Extract all lines in the data that contain the word "Przynależność".

### Given records

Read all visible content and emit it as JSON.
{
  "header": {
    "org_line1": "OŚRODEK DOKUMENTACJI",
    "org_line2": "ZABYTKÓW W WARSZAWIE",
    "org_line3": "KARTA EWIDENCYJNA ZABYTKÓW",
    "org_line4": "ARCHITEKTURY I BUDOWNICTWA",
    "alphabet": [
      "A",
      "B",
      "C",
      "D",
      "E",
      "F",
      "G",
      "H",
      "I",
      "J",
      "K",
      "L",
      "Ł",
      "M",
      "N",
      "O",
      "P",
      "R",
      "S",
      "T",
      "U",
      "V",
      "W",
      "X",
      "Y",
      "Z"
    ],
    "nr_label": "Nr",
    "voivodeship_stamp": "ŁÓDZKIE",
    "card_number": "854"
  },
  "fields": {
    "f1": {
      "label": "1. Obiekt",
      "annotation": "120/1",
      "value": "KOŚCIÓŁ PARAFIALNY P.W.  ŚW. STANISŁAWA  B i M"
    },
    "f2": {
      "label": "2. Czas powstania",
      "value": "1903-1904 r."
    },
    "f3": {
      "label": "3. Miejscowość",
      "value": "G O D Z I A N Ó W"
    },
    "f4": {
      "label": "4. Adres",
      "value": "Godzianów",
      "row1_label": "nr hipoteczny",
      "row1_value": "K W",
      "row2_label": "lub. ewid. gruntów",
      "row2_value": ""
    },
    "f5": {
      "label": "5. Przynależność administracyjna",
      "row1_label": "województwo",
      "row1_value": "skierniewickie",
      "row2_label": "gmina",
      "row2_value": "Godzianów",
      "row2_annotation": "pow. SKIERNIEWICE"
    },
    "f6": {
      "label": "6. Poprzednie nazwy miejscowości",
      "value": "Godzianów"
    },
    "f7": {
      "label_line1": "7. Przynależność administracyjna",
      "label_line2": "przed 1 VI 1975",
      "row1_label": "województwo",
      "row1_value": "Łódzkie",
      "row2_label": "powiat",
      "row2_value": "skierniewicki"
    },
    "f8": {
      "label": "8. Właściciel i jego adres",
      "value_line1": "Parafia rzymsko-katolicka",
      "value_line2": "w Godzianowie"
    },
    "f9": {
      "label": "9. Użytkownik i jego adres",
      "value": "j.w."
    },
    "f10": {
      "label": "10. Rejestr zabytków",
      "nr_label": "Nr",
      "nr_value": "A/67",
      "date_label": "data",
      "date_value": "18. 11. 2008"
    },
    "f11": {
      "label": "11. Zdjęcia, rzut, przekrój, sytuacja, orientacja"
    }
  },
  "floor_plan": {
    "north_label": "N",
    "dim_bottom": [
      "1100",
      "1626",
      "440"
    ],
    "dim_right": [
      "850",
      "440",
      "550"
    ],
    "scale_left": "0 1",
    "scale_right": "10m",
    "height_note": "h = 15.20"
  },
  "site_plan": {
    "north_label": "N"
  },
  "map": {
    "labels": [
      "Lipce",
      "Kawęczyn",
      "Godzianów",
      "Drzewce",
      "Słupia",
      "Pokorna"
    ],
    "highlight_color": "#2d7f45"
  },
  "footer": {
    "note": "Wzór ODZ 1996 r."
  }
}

######

• Solution to the exercise:
      "label": "5. Przynależność administracyjna",
      "label_line1": "7. Przynależność administracyjna",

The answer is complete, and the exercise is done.